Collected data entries

— Begin —

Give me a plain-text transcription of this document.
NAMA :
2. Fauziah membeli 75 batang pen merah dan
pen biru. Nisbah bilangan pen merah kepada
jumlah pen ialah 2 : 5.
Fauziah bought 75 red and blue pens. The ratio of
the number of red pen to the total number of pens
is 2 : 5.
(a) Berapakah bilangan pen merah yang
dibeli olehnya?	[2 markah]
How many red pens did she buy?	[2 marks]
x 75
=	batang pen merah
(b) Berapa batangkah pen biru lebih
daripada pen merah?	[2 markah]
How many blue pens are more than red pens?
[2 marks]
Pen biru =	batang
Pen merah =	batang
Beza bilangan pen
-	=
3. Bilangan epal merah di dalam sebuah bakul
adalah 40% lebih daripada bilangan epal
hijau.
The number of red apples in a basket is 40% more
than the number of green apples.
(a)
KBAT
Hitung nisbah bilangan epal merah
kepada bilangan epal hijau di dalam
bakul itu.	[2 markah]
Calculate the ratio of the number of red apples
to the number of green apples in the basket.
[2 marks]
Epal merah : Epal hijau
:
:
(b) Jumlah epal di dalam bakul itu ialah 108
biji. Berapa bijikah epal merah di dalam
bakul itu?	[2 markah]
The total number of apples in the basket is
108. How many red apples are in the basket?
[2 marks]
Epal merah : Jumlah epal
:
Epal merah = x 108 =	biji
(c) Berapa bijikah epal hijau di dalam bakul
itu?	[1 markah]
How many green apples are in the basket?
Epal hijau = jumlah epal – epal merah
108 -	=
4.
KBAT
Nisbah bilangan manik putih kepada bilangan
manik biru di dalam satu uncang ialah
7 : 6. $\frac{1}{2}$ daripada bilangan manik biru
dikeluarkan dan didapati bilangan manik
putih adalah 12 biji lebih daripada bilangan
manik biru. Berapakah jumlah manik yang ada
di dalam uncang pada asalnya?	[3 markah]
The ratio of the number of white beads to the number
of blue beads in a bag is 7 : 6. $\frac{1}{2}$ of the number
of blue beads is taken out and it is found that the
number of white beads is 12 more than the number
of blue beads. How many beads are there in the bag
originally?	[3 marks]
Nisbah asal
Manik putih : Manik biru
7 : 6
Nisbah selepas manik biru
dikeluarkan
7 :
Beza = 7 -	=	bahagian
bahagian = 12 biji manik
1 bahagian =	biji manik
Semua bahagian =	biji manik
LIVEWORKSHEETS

— End —

**Prompt:** Return every line holding the word "yang" from the records.

**Final result:**
(a) Berapakah bilangan pen merah yang
manik biru. Berapakah jumlah manik yang ada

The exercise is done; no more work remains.